[WORK INSTRUCTIONS]
Every line below should be copied exactly; drop the pictures.

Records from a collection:
☆ ☆ ☆

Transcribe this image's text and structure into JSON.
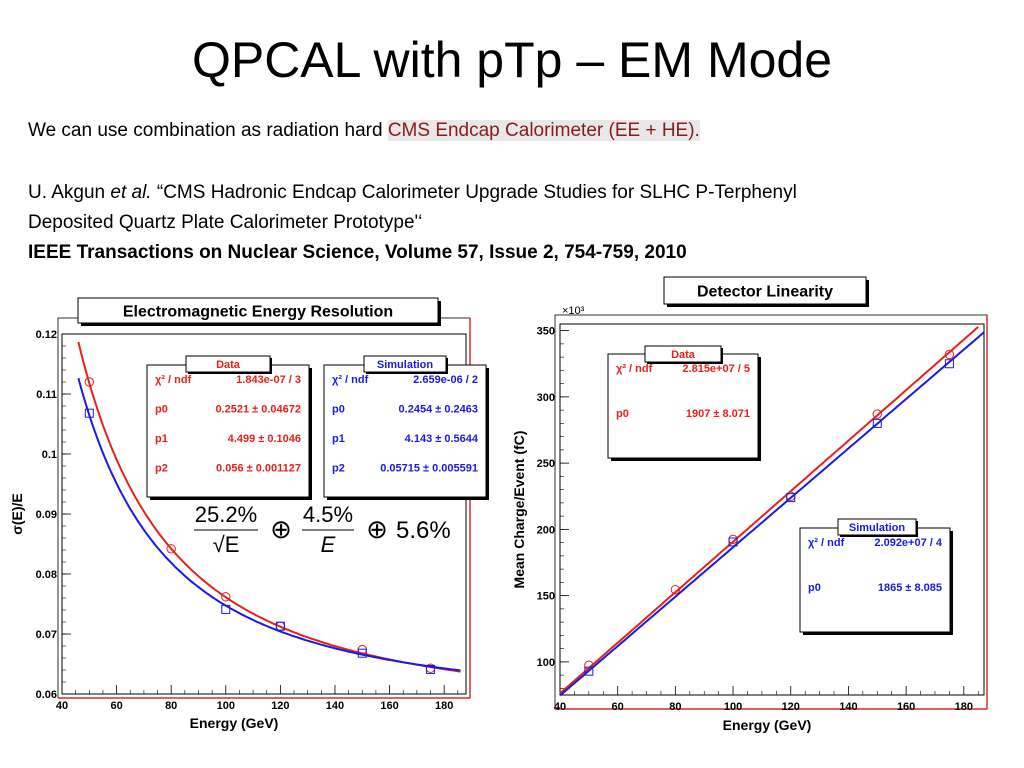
{
  "slide": {
    "title": "QPCAL with pTp – EM Mode",
    "line1_prefix": "We can use combination as radiation hard ",
    "line1_highlight": "CMS Endcap Calorimeter (EE + HE).",
    "ref_author": "U. Akgun ",
    "ref_etal": "et al.",
    "ref_title_1": " “CMS Hadronic Endcap Calorimeter Upgrade Studies for SLHC P-Terphenyl",
    "ref_title_2": "Deposited Quartz Plate Calorimeter Prototype'‘",
    "journal": "IEEE Transactions on Nuclear Science, Volume 57, Issue 2, 754-759, 2010"
  },
  "colors": {
    "data": "#e8201a",
    "simulation": "#1a1ae8",
    "axis_right": "#cc0000"
  },
  "chart_data": [
    {
      "type": "scatter",
      "title": "Electromagnetic Energy Resolution",
      "xlabel": "Energy (GeV)",
      "ylabel": "σ(E)/E",
      "xlim": [
        40,
        188
      ],
      "ylim": [
        0.06,
        0.12
      ],
      "xticks": [
        "40",
        "60",
        "80",
        "100",
        "120",
        "140",
        "160",
        "180"
      ],
      "yticks": [
        "0.06",
        "0.07",
        "0.08",
        "0.09",
        "0.1",
        "0.11",
        "0.12"
      ],
      "formula": {
        "a": "25.2%",
        "b": "4.5%",
        "c": "5.6%",
        "den_a": "√E",
        "den_b": "E",
        "oplus": "⊕"
      },
      "series": [
        {
          "name": "Data",
          "marker": "circle",
          "x": [
            50,
            80,
            100,
            120,
            150,
            175
          ],
          "y": [
            0.112,
            0.0842,
            0.0762,
            0.0713,
            0.0674,
            0.0643
          ],
          "fit": {
            "p0": 0.2521,
            "p1": 4.499,
            "p2": 0.056,
            "x_from": 46,
            "x_to": 186
          },
          "stats": [
            {
              "label": "χ² / ndf",
              "value": "1.843e-07 / 3"
            },
            {
              "label": "p0",
              "value": "0.2521 ± 0.04672"
            },
            {
              "label": "p1",
              "value": "4.499 ± 0.1046"
            },
            {
              "label": "p2",
              "value": "0.056 ± 0.001127"
            }
          ]
        },
        {
          "name": "Simulation",
          "marker": "square",
          "x": [
            50,
            100,
            120,
            150,
            175
          ],
          "y": [
            0.1068,
            0.0741,
            0.0713,
            0.0668,
            0.0641
          ],
          "fit": {
            "p0": 0.2454,
            "p1": 4.143,
            "p2": 0.05715,
            "x_from": 46,
            "x_to": 186
          },
          "stats": [
            {
              "label": "χ² / ndf",
              "value": "2.659e-06 / 2"
            },
            {
              "label": "p0",
              "value": "0.2454 ± 0.2463"
            },
            {
              "label": "p1",
              "value": "4.143 ± 0.5644"
            },
            {
              "label": "p2",
              "value": "0.05715 ± 0.005591"
            }
          ]
        }
      ]
    },
    {
      "type": "scatter",
      "title": "Detector Linearity",
      "xlabel": "Energy (GeV)",
      "ylabel": "Mean Charge/Event (fC)",
      "multiplier": "×10³",
      "xlim": [
        40,
        187
      ],
      "ylim": [
        75,
        355
      ],
      "xticks": [
        "40",
        "60",
        "80",
        "100",
        "120",
        "140",
        "160",
        "180"
      ],
      "yticks": [
        "100",
        "150",
        "200",
        "250",
        "300",
        "350"
      ],
      "series": [
        {
          "name": "Data",
          "marker": "circle",
          "x": [
            50,
            80,
            100,
            120,
            150,
            175
          ],
          "y": [
            97.5,
            154.5,
            192.5,
            225,
            287,
            332
          ],
          "fit": {
            "slope": 1.907,
            "x_from": 40,
            "x_to": 185
          },
          "stats": [
            {
              "label": "χ² / ndf",
              "value": "2.815e+07 / 5"
            },
            {
              "label": "p0",
              "value": "1907 ± 8.071"
            }
          ]
        },
        {
          "name": "Simulation",
          "marker": "square",
          "x": [
            50,
            100,
            120,
            150,
            175
          ],
          "y": [
            93,
            190.5,
            224,
            280,
            325
          ],
          "fit": {
            "slope": 1.865,
            "x_from": 40,
            "x_to": 187
          },
          "stats": [
            {
              "label": "χ² / ndf",
              "value": "2.092e+07 / 4"
            },
            {
              "label": "p0",
              "value": "1865 ± 8.085"
            }
          ]
        }
      ]
    }
  ]
}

☆ ☆ ☆

[SOLUTION]
Transcribe this image's text and structure into JSON.
{
  "slide": {
    "title": "QPCAL with pTp – EM Mode",
    "line1_prefix": "We can use combination as radiation hard ",
    "line1_highlight": "CMS Endcap Calorimeter (EE + HE).",
    "ref_author": "U. Akgun ",
    "ref_etal": "et al.",
    "ref_title_1": " “CMS Hadronic Endcap Calorimeter Upgrade Studies for SLHC P-Terphenyl",
    "ref_title_2": "Deposited Quartz Plate Calorimeter Prototype'‘",
    "journal": "IEEE Transactions on Nuclear Science, Volume 57, Issue 2, 754-759, 2010"
  },
  "colors": {
    "data": "#e8201a",
    "simulation": "#1a1ae8",
    "axis_right": "#cc0000"
  },
  "chart_data": [
    {
      "type": "scatter",
      "title": "Electromagnetic Energy Resolution",
      "xlabel": "Energy (GeV)",
      "ylabel": "σ(E)/E",
      "xlim": [
        40,
        188
      ],
      "ylim": [
        0.06,
        0.12
      ],
      "xticks": [
        "40",
        "60",
        "80",
        "100",
        "120",
        "140",
        "160",
        "180"
      ],
      "yticks": [
        "0.06",
        "0.07",
        "0.08",
        "0.09",
        "0.1",
        "0.11",
        "0.12"
      ],
      "formula": {
        "a": "25.2%",
        "b": "4.5%",
        "c": "5.6%",
        "den_a": "√E",
        "den_b": "E",
        "oplus": "⊕"
      },
      "series": [
        {
          "name": "Data",
          "marker": "circle",
          "x": [
            50,
            80,
            100,
            120,
            150,
            175
          ],
          "y": [
            0.112,
            0.0842,
            0.0762,
            0.0713,
            0.0674,
            0.0643
          ],
          "fit": {
            "p0": 0.2521,
            "p1": 4.499,
            "p2": 0.056,
            "x_from": 46,
            "x_to": 186
          },
          "stats": [
            {
              "label": "χ² / ndf",
              "value": "1.843e-07 / 3"
            },
            {
              "label": "p0",
              "value": "0.2521 ± 0.04672"
            },
            {
              "label": "p1",
              "value": "4.499 ± 0.1046"
            },
            {
              "label": "p2",
              "value": "0.056 ± 0.001127"
            }
          ]
        },
        {
          "name": "Simulation",
          "marker": "square",
          "x": [
            50,
            100,
            120,
            150,
            175
          ],
          "y": [
            0.1068,
            0.0741,
            0.0713,
            0.0668,
            0.0641
          ],
          "fit": {
            "p0": 0.2454,
            "p1": 4.143,
            "p2": 0.05715,
            "x_from": 46,
            "x_to": 186
          },
          "stats": [
            {
              "label": "χ² / ndf",
              "value": "2.659e-06 / 2"
            },
            {
              "label": "p0",
              "value": "0.2454 ± 0.2463"
            },
            {
              "label": "p1",
              "value": "4.143 ± 0.5644"
            },
            {
              "label": "p2",
              "value": "0.05715 ± 0.005591"
            }
          ]
        }
      ]
    },
    {
      "type": "scatter",
      "title": "Detector Linearity",
      "xlabel": "Energy (GeV)",
      "ylabel": "Mean Charge/Event (fC)",
      "multiplier": "×10³",
      "xlim": [
        40,
        187
      ],
      "ylim": [
        75,
        355
      ],
      "xticks": [
        "40",
        "60",
        "80",
        "100",
        "120",
        "140",
        "160",
        "180"
      ],
      "yticks": [
        "100",
        "150",
        "200",
        "250",
        "300",
        "350"
      ],
      "series": [
        {
          "name": "Data",
          "marker": "circle",
          "x": [
            50,
            80,
            100,
            120,
            150,
            175
          ],
          "y": [
            97.5,
            154.5,
            192.5,
            225,
            287,
            332
          ],
          "fit": {
            "slope": 1.907,
            "x_from": 40,
            "x_to": 185
          },
          "stats": [
            {
              "label": "χ² / ndf",
              "value": "2.815e+07 / 5"
            },
            {
              "label": "p0",
              "value": "1907 ± 8.071"
            }
          ]
        },
        {
          "name": "Simulation",
          "marker": "square",
          "x": [
            50,
            100,
            120,
            150,
            175
          ],
          "y": [
            93,
            190.5,
            224,
            280,
            325
          ],
          "fit": {
            "slope": 1.865,
            "x_from": 40,
            "x_to": 187
          },
          "stats": [
            {
              "label": "χ² / ndf",
              "value": "2.092e+07 / 4"
            },
            {
              "label": "p0",
              "value": "1865 ± 8.085"
            }
          ]
        }
      ]
    }
  ]
}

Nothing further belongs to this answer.